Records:

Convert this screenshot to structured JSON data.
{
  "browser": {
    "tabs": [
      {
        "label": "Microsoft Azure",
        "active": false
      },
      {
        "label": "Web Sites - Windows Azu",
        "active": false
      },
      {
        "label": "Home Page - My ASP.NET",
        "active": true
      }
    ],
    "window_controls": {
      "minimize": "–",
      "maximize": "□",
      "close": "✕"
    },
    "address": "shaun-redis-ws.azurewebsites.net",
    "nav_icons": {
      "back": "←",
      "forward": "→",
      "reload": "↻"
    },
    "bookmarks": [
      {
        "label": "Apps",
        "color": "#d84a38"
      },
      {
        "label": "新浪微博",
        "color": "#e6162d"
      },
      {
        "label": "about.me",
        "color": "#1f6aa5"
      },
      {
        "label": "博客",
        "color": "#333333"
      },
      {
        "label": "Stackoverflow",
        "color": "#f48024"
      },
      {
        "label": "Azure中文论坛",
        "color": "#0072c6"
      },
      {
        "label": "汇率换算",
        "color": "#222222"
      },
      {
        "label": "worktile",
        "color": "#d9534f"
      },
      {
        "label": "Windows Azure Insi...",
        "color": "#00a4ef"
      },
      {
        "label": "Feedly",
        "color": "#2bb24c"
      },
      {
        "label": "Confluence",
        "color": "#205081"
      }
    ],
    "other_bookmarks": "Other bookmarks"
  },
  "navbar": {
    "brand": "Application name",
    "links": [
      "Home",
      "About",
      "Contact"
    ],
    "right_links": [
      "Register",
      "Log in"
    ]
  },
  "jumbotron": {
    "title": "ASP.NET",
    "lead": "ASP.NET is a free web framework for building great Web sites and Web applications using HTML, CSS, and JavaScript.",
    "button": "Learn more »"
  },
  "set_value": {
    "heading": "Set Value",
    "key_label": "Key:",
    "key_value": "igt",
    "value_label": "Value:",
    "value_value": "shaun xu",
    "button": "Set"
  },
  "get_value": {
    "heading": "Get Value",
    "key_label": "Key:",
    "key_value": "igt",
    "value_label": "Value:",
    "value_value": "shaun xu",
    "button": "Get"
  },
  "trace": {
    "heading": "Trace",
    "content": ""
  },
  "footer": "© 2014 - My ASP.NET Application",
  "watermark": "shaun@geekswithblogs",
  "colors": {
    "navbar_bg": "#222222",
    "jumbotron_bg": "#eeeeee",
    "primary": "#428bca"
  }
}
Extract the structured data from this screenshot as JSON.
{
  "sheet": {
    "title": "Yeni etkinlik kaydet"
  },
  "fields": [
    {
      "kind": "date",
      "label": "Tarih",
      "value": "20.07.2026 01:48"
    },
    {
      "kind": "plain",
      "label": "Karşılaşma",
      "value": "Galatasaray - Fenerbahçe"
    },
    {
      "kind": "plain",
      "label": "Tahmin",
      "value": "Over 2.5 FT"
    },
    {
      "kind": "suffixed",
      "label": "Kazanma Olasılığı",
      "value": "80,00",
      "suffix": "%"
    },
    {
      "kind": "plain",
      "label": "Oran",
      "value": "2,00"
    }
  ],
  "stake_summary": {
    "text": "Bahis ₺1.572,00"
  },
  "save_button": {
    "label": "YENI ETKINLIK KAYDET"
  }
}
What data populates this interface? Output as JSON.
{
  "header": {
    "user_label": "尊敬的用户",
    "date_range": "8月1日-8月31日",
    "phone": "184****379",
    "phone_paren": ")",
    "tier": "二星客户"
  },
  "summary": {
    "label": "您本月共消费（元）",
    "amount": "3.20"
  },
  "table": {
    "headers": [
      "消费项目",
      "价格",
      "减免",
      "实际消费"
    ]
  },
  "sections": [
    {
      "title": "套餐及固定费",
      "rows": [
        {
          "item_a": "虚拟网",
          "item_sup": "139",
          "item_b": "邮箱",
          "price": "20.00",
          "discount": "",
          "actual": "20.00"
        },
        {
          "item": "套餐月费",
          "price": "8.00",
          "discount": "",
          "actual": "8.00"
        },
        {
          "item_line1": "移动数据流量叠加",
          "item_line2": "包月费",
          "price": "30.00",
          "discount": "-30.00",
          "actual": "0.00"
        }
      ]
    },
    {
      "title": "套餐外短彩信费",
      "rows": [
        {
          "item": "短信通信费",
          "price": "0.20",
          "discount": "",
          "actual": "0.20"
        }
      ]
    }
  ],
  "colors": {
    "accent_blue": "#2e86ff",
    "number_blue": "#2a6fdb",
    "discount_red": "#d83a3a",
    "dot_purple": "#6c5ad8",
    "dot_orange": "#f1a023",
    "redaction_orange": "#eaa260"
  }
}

◆ Exercise details
In the entries above, count every line containing the word "heading". Write only the total.

◆ Output of the exercise
3